Transcribe the entries that follow, word for word.

• INFORMATION GIVEN
>>
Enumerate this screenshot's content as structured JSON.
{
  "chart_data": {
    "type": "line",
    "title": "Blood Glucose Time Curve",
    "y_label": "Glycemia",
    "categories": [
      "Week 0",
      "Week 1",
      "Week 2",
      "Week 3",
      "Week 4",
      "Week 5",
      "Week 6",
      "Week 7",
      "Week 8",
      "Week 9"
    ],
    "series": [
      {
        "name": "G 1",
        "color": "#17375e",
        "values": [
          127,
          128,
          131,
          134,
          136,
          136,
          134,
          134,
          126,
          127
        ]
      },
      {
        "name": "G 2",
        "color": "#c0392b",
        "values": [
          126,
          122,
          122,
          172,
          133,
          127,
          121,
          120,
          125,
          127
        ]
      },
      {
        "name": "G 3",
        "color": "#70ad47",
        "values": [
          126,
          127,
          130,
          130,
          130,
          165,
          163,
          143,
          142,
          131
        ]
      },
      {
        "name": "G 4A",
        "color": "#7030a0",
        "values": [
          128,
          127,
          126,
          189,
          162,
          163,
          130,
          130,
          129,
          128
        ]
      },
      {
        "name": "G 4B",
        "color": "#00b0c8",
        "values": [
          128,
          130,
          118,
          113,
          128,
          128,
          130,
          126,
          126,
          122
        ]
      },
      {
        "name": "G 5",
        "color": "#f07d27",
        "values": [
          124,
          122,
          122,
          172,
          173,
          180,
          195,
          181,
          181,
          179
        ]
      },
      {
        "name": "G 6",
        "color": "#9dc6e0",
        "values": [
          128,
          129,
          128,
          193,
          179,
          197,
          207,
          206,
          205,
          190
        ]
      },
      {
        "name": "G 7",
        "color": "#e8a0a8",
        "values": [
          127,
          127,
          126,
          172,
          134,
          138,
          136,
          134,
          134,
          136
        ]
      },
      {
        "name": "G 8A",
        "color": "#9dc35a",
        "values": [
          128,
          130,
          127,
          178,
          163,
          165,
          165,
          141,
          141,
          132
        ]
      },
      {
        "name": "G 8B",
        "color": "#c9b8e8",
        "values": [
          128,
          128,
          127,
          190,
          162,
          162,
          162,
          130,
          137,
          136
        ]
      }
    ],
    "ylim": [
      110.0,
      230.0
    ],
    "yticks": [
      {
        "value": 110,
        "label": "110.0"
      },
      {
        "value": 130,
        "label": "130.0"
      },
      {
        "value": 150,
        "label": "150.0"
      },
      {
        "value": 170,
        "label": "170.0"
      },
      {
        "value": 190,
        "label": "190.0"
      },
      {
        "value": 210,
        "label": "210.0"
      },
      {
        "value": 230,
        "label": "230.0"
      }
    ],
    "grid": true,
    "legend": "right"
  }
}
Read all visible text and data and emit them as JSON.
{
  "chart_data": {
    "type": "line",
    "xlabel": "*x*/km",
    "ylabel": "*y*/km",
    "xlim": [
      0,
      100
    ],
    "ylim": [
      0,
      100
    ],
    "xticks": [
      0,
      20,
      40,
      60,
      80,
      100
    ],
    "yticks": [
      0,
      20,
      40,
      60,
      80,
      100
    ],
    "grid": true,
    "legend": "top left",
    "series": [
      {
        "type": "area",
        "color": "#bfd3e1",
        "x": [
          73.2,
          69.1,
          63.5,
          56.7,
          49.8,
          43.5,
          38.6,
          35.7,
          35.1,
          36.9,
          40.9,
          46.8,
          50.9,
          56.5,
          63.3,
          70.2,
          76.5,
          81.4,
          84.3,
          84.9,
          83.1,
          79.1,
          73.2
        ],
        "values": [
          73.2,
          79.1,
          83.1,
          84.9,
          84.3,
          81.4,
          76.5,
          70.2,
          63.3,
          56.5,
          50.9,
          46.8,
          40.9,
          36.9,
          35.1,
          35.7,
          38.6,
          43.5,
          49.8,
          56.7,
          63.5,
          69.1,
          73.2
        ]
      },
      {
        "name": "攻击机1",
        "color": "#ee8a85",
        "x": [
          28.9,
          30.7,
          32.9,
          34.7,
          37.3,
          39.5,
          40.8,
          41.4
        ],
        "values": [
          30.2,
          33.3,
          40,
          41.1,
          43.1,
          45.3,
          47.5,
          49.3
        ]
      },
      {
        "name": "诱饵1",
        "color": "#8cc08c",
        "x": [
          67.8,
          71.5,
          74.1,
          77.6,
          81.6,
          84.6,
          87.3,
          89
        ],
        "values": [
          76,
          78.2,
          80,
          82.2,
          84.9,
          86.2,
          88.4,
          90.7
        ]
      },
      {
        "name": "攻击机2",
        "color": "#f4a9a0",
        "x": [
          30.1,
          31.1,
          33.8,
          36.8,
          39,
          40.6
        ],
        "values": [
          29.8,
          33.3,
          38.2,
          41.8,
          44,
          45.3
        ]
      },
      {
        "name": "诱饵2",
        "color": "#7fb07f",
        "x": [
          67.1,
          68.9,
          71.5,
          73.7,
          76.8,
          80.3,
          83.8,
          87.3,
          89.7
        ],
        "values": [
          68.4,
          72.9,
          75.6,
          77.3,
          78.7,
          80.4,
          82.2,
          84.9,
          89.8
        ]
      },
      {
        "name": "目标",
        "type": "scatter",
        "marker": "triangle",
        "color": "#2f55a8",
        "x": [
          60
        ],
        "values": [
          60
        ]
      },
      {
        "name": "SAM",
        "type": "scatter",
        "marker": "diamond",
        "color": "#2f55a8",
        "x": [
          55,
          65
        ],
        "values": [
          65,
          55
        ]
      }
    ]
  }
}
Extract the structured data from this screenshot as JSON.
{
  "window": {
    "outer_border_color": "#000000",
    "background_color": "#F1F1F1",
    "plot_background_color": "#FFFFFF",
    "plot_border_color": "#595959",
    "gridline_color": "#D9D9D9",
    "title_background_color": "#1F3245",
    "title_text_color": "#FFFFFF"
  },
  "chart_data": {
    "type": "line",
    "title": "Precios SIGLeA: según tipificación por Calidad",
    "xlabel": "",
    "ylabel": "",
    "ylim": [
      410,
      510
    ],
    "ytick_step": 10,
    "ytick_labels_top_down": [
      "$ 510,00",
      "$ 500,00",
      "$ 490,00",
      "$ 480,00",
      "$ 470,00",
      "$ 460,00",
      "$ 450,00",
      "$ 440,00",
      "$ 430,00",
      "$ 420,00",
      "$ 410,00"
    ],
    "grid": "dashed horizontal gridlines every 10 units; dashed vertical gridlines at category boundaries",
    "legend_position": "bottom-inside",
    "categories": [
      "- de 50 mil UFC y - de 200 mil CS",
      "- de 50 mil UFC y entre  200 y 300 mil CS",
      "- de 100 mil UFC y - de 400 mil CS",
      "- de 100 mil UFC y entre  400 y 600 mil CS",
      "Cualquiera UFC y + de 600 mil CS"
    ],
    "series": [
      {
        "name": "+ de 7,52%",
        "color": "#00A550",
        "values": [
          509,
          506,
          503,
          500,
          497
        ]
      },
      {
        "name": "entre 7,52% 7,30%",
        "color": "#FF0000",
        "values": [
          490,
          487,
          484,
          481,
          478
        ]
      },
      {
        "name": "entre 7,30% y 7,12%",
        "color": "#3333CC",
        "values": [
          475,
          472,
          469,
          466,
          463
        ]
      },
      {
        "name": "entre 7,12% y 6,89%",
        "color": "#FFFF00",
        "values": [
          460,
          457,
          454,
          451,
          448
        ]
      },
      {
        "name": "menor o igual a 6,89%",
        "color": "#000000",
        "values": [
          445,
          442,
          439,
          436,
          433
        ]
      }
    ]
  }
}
<<
• ANSWER TO THIS EXERCISE
Enumerate this screenshot's content as structured JSON.
{
  "chart_data": {
    "type": "line",
    "title": "Blood Glucose Time Curve",
    "y_label": "Glycemia",
    "categories": [
      "Week 0",
      "Week 1",
      "Week 2",
      "Week 3",
      "Week 4",
      "Week 5",
      "Week 6",
      "Week 7",
      "Week 8",
      "Week 9"
    ],
    "series": [
      {
        "name": "G 1",
        "color": "#17375e",
        "values": [
          127,
          128,
          131,
          134,
          136,
          136,
          134,
          134,
          126,
          127
        ]
      },
      {
        "name": "G 2",
        "color": "#c0392b",
        "values": [
          126,
          122,
          122,
          172,
          133,
          127,
          121,
          120,
          125,
          127
        ]
      },
      {
        "name": "G 3",
        "color": "#70ad47",
        "values": [
          126,
          127,
          130,
          130,
          130,
          165,
          163,
          143,
          142,
          131
        ]
      },
      {
        "name": "G 4A",
        "color": "#7030a0",
        "values": [
          128,
          127,
          126,
          189,
          162,
          163,
          130,
          130,
          129,
          128
        ]
      },
      {
        "name": "G 4B",
        "color": "#00b0c8",
        "values": [
          128,
          130,
          118,
          113,
          128,
          128,
          130,
          126,
          126,
          122
        ]
      },
      {
        "name": "G 5",
        "color": "#f07d27",
        "values": [
          124,
          122,
          122,
          172,
          173,
          180,
          195,
          181,
          181,
          179
        ]
      },
      {
        "name": "G 6",
        "color": "#9dc6e0",
        "values": [
          128,
          129,
          128,
          193,
          179,
          197,
          207,
          206,
          205,
          190
        ]
      },
      {
        "name": "G 7",
        "color": "#e8a0a8",
        "values": [
          127,
          127,
          126,
          172,
          134,
          138,
          136,
          134,
          134,
          136
        ]
      },
      {
        "name": "G 8A",
        "color": "#9dc35a",
        "values": [
          128,
          130,
          127,
          178,
          163,
          165,
          165,
          141,
          141,
          132
        ]
      },
      {
        "name": "G 8B",
        "color": "#c9b8e8",
        "values": [
          128,
          128,
          127,
          190,
          162,
          162,
          162,
          130,
          137,
          136
        ]
      }
    ],
    "ylim": [
      110.0,
      230.0
    ],
    "yticks": [
      {
        "value": 110,
        "label": "110.0"
      },
      {
        "value": 130,
        "label": "130.0"
      },
      {
        "value": 150,
        "label": "150.0"
      },
      {
        "value": 170,
        "label": "170.0"
      },
      {
        "value": 190,
        "label": "190.0"
      },
      {
        "value": 210,
        "label": "210.0"
      },
      {
        "value": 230,
        "label": "230.0"
      }
    ],
    "grid": true,
    "legend": "right"
  }
}
Read all visible text and data and emit them as JSON.
{
  "chart_data": {
    "type": "line",
    "xlabel": "*x*/km",
    "ylabel": "*y*/km",
    "xlim": [
      0,
      100
    ],
    "ylim": [
      0,
      100
    ],
    "xticks": [
      0,
      20,
      40,
      60,
      80,
      100
    ],
    "yticks": [
      0,
      20,
      40,
      60,
      80,
      100
    ],
    "grid": true,
    "legend": "top left",
    "series": [
      {
        "type": "area",
        "color": "#bfd3e1",
        "x": [
          73.2,
          69.1,
          63.5,
          56.7,
          49.8,
          43.5,
          38.6,
          35.7,
          35.1,
          36.9,
          40.9,
          46.8,
          50.9,
          56.5,
          63.3,
          70.2,
          76.5,
          81.4,
          84.3,
          84.9,
          83.1,
          79.1,
          73.2
        ],
        "values": [
          73.2,
          79.1,
          83.1,
          84.9,
          84.3,
          81.4,
          76.5,
          70.2,
          63.3,
          56.5,
          50.9,
          46.8,
          40.9,
          36.9,
          35.1,
          35.7,
          38.6,
          43.5,
          49.8,
          56.7,
          63.5,
          69.1,
          73.2
        ]
      },
      {
        "name": "攻击机1",
        "color": "#ee8a85",
        "x": [
          28.9,
          30.7,
          32.9,
          34.7,
          37.3,
          39.5,
          40.8,
          41.4
        ],
        "values": [
          30.2,
          33.3,
          40,
          41.1,
          43.1,
          45.3,
          47.5,
          49.3
        ]
      },
      {
        "name": "诱饵1",
        "color": "#8cc08c",
        "x": [
          67.8,
          71.5,
          74.1,
          77.6,
          81.6,
          84.6,
          87.3,
          89
        ],
        "values": [
          76,
          78.2,
          80,
          82.2,
          84.9,
          86.2,
          88.4,
          90.7
        ]
      },
      {
        "name": "攻击机2",
        "color": "#f4a9a0",
        "x": [
          30.1,
          31.1,
          33.8,
          36.8,
          39,
          40.6
        ],
        "values": [
          29.8,
          33.3,
          38.2,
          41.8,
          44,
          45.3
        ]
      },
      {
        "name": "诱饵2",
        "color": "#7fb07f",
        "x": [
          67.1,
          68.9,
          71.5,
          73.7,
          76.8,
          80.3,
          83.8,
          87.3,
          89.7
        ],
        "values": [
          68.4,
          72.9,
          75.6,
          77.3,
          78.7,
          80.4,
          82.2,
          84.9,
          89.8
        ]
      },
      {
        "name": "目标",
        "type": "scatter",
        "marker": "triangle",
        "color": "#2f55a8",
        "x": [
          60
        ],
        "values": [
          60
        ]
      },
      {
        "name": "SAM",
        "type": "scatter",
        "marker": "diamond",
        "color": "#2f55a8",
        "x": [
          55,
          65
        ],
        "values": [
          65,
          55
        ]
      }
    ]
  }
}
Extract the structured data from this screenshot as JSON.
{
  "window": {
    "outer_border_color": "#000000",
    "background_color": "#F1F1F1",
    "plot_background_color": "#FFFFFF",
    "plot_border_color": "#595959",
    "gridline_color": "#D9D9D9",
    "title_background_color": "#1F3245",
    "title_text_color": "#FFFFFF"
  },
  "chart_data": {
    "type": "line",
    "title": "Precios SIGLeA: según tipificación por Calidad",
    "xlabel": "",
    "ylabel": "",
    "ylim": [
      410,
      510
    ],
    "ytick_step": 10,
    "ytick_labels_top_down": [
      "$ 510,00",
      "$ 500,00",
      "$ 490,00",
      "$ 480,00",
      "$ 470,00",
      "$ 460,00",
      "$ 450,00",
      "$ 440,00",
      "$ 430,00",
      "$ 420,00",
      "$ 410,00"
    ],
    "grid": "dashed horizontal gridlines every 10 units; dashed vertical gridlines at category boundaries",
    "legend_position": "bottom-inside",
    "categories": [
      "- de 50 mil UFC y - de 200 mil CS",
      "- de 50 mil UFC y entre  200 y 300 mil CS",
      "- de 100 mil UFC y - de 400 mil CS",
      "- de 100 mil UFC y entre  400 y 600 mil CS",
      "Cualquiera UFC y + de 600 mil CS"
    ],
    "series": [
      {
        "name": "+ de 7,52%",
        "color": "#00A550",
        "values": [
          509,
          506,
          503,
          500,
          497
        ]
      },
      {
        "name": "entre 7,52% 7,30%",
        "color": "#FF0000",
        "values": [
          490,
          487,
          484,
          481,
          478
        ]
      },
      {
        "name": "entre 7,30% y 7,12%",
        "color": "#3333CC",
        "values": [
          475,
          472,
          469,
          466,
          463
        ]
      },
      {
        "name": "entre 7,12% y 6,89%",
        "color": "#FFFF00",
        "values": [
          460,
          457,
          454,
          451,
          448
        ]
      },
      {
        "name": "menor o igual a 6,89%",
        "color": "#000000",
        "values": [
          445,
          442,
          439,
          436,
          433
        ]
      }
    ]
  }
}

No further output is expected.